Prompt: Return every line of the data below that includes the string "grid".

☆ ☆ ☆

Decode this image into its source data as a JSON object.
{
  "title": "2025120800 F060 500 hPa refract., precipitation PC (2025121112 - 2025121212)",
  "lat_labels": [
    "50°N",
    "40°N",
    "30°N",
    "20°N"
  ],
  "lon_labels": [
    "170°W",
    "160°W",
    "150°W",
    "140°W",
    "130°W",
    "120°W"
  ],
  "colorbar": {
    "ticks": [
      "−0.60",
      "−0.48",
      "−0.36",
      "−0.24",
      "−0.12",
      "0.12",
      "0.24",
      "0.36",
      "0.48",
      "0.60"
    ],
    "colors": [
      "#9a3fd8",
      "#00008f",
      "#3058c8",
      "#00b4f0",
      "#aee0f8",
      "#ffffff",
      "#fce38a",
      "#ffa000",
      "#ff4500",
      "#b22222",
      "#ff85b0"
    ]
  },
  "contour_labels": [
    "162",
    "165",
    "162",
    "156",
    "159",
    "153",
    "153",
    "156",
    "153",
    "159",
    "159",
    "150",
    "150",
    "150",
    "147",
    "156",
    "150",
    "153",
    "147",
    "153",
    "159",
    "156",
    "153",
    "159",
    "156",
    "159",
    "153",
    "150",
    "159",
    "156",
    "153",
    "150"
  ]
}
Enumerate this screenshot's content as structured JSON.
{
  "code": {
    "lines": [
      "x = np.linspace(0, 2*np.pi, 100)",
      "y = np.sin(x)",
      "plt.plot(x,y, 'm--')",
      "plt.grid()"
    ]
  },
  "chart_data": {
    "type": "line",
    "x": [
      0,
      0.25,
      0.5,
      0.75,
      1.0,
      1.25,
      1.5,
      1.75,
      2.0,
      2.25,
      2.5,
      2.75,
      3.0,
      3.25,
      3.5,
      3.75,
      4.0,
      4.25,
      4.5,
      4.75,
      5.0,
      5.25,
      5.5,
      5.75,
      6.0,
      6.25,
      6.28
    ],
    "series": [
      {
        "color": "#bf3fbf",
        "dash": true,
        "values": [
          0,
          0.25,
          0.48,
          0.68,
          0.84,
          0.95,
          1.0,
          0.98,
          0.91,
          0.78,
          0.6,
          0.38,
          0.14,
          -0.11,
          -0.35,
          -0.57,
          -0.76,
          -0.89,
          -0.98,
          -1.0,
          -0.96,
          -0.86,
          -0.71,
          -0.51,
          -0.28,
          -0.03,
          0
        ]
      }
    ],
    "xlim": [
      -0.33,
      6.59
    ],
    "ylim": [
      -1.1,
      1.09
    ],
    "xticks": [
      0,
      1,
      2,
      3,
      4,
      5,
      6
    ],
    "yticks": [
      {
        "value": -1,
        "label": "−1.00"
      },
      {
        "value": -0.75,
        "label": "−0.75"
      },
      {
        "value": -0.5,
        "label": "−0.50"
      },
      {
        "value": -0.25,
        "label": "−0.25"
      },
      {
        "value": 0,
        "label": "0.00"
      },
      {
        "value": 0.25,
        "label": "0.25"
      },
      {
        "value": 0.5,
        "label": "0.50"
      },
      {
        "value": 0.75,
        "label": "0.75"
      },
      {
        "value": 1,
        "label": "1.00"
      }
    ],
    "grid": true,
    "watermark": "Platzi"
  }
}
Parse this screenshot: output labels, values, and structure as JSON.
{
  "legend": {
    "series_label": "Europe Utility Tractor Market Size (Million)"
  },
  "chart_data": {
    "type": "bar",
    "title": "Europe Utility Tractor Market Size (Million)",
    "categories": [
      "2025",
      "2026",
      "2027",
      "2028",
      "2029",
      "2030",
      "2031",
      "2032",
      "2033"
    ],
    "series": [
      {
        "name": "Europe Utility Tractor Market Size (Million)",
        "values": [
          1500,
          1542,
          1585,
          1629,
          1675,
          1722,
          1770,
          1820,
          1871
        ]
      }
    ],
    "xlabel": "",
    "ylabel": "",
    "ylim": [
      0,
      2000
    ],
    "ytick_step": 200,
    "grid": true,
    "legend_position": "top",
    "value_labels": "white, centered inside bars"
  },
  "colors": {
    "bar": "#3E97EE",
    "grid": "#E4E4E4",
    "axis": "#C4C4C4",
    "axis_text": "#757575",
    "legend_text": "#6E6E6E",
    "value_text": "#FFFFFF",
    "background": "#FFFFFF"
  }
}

☆ ☆ ☆

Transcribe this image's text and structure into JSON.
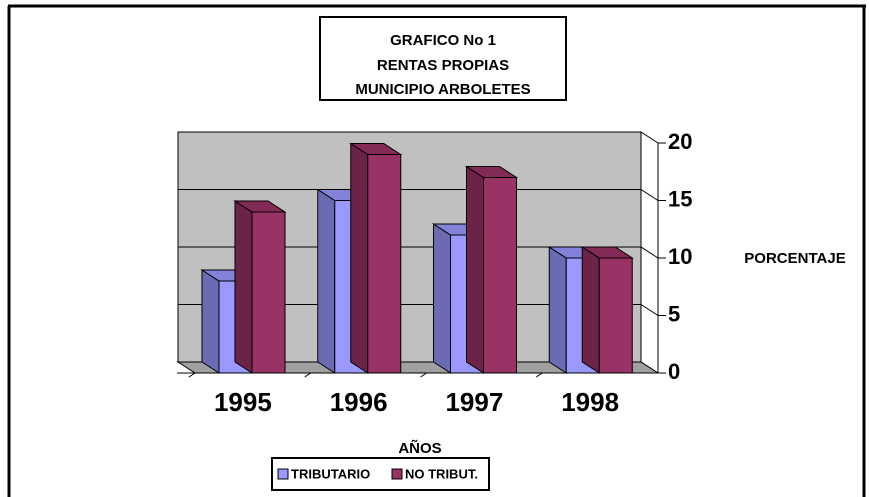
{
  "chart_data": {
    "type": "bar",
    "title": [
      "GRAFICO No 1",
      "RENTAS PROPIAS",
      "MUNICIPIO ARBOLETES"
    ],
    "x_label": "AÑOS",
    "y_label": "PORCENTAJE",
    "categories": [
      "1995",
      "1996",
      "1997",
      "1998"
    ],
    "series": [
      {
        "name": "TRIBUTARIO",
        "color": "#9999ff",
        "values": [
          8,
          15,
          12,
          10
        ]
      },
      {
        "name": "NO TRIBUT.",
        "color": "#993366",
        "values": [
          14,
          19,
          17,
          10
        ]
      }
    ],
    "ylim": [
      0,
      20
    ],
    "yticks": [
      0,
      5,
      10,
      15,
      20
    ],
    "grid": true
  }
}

☆ ☆ ☆

Exercise output:
      "plt.grid()"
    "grid": true,
    "grid": true,
    "grid": "#E4E4E4",
    "grid": true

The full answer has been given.